[Page content transcription data]
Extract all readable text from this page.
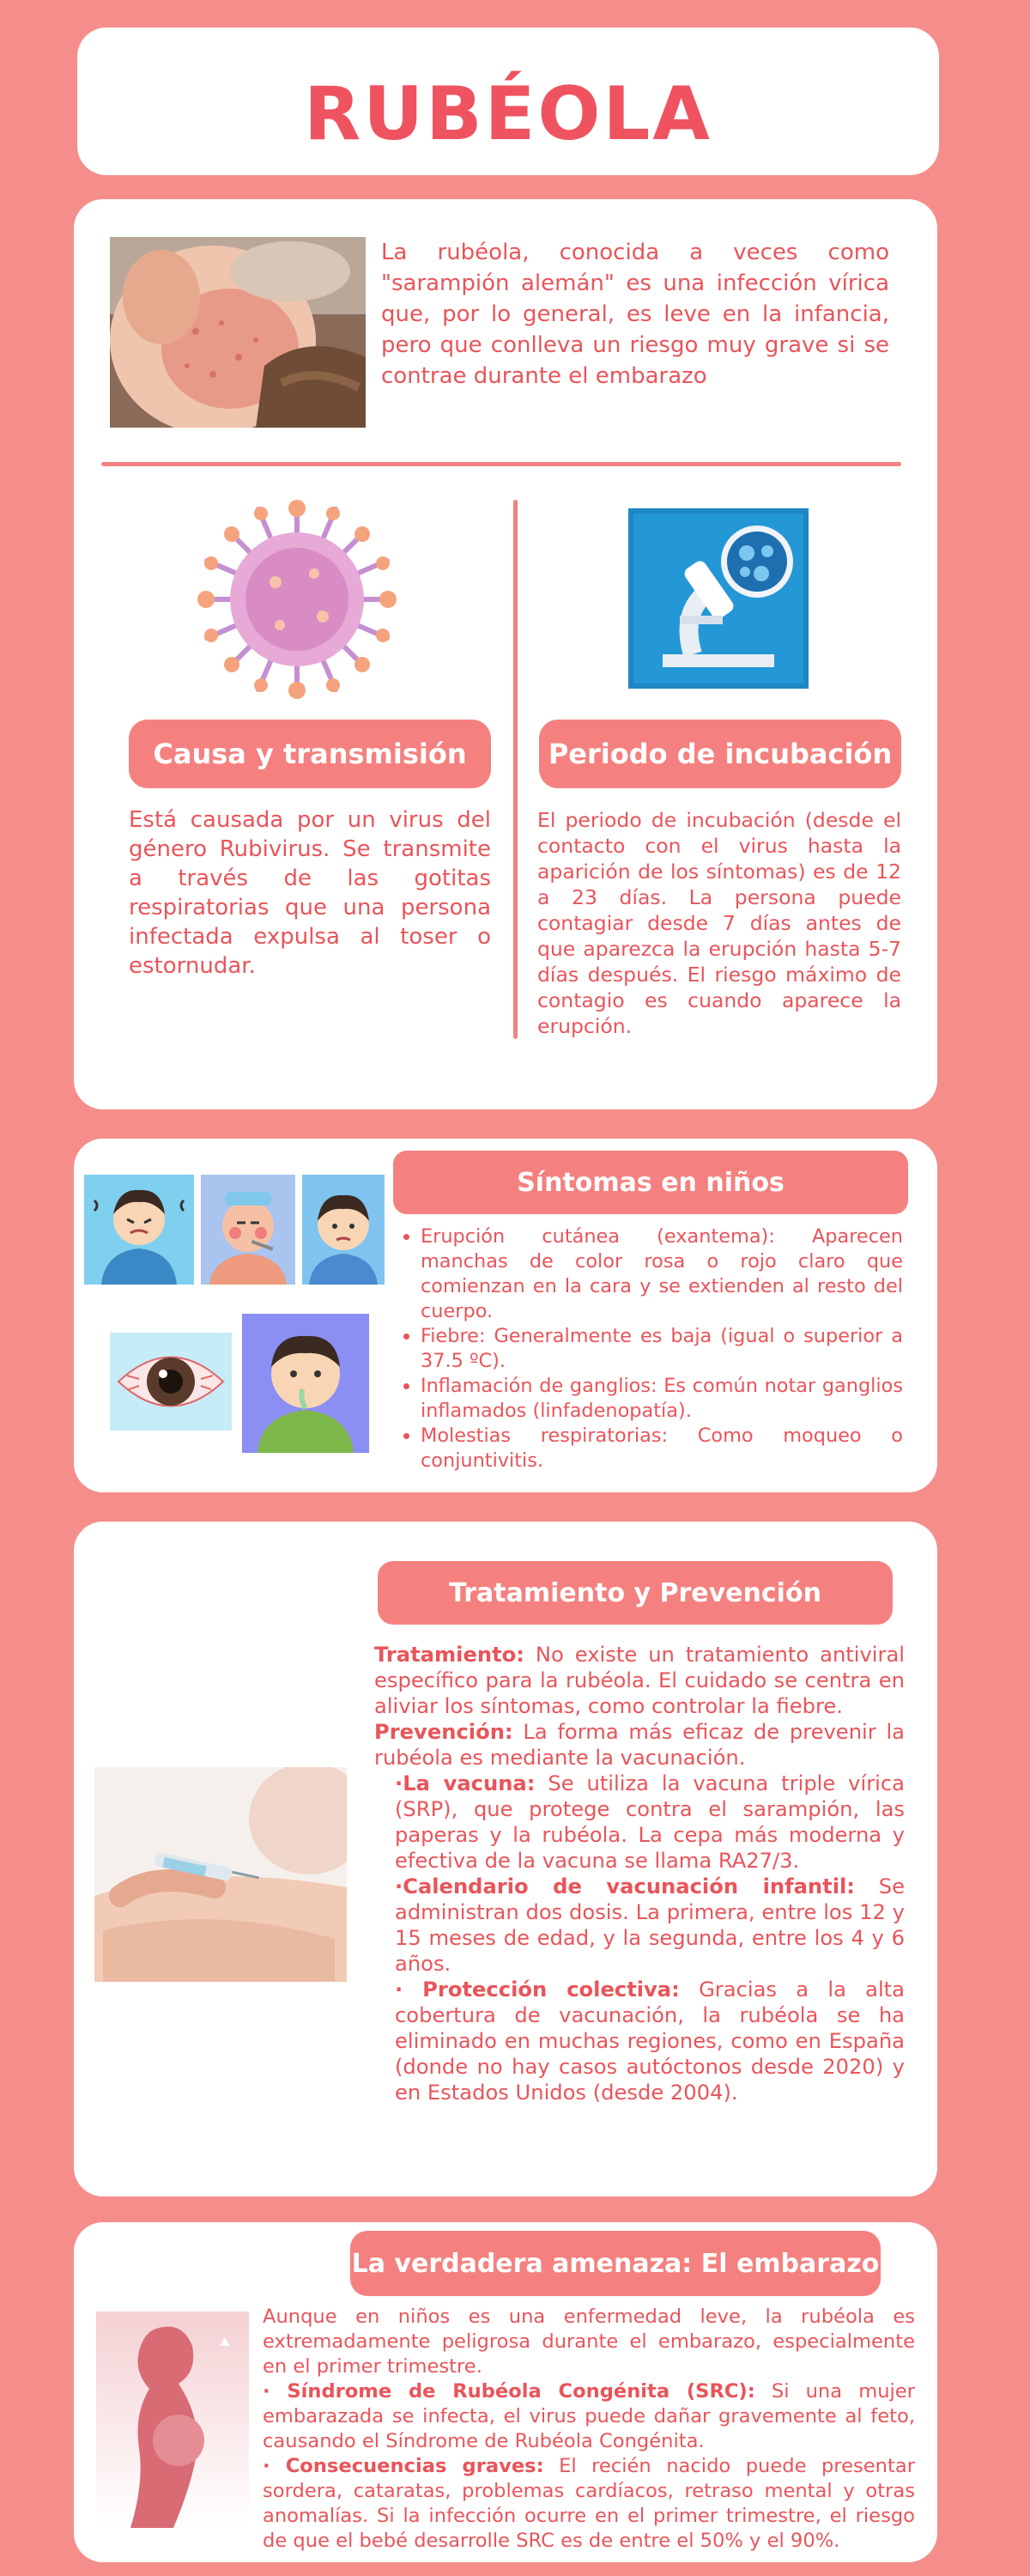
RUBÉOLA

La rubéola, conocida a veces como "sarampión alemán" es una infección vírica que, por lo general, es leve en la infancia, pero que conlleva un riesgo muy grave si se contrae durante el embarazo

Causa y transmisión	Periodo de incubación

Está causada por un virus del género Rubivirus. Se transmite a través de las gotitas respiratorias que una persona infectada expulsa al toser o estornudar.

El periodo de incubación (desde el contacto con el virus hasta la aparición de los síntomas) es de 12 a 23 días. La persona puede contagiar desde 7 días antes de que aparezca la erupción hasta 5-7 días después. El riesgo máximo de contagio es cuando aparece la erupción.

Síntomas en niños
• Erupción cutánea (exantema): Aparecen manchas de color rosa o rojo claro que comienzan en la cara y se extienden al resto del cuerpo.
• Fiebre: Generalmente es baja (igual o superior a 37.5 ºC).
• Inflamación de ganglios: Es común notar ganglios inflamados (linfadenopatía).
• Molestias respiratorias: Como moqueo o conjuntivitis.
Tratamiento y Prevención

Tratamiento: No existe un tratamiento antiviral específico para la rubéola. El cuidado se centra en aliviar los síntomas, como controlar la fiebre.

Prevención: La forma más eficaz de prevenir la rubéola es mediante la vacunación.

·La vacuna: Se utiliza la vacuna triple vírica (SRP), que protege contra el sarampión, las paperas y la rubéola. La cepa más moderna y efectiva de la vacuna se llama RA27/3.

·Calendario de vacunación infantil: Se administran dos dosis. La primera, entre los 12 y 15 meses de edad, y la segunda, entre los 4 y 6 años.

· Protección colectiva: Gracias a la alta cobertura de vacunación, la rubéola se ha eliminado en muchas regiones, como en España (donde no hay casos autóctonos desde 2020) y en Estados Unidos (desde 2004).

La verdadera amenaza: El embarazo

Aunque en niños es una enfermedad leve, la rubéola es extremadamente peligrosa durante el embarazo, especialmente en el primer trimestre.

· Síndrome de Rubéola Congénita (SRC): Si una mujer embarazada se infecta, el virus puede dañar gravemente al feto, causando el Síndrome de Rubéola Congénita.

· Consecuencias graves: El recién nacido puede presentar sordera, cataratas, problemas cardíacos, retraso mental y otras anomalías. Si la infección ocurre en el primer trimestre, el riesgo de que el bebé desarrolle SRC es de entre el 50% y el 90%.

### To do
Take from the entries every line that has the string "durante".

### Output of the task
La rubéola, conocida a veces como "sarampión alemán" es una infección vírica que, por lo general, es leve en la infancia, pero que conlleva un riesgo muy grave si se contrae durante el embarazo
Aunque en niños es una enfermedad leve, la rubéola es extremadamente peligrosa durante el embarazo, especialmente en el primer trimestre.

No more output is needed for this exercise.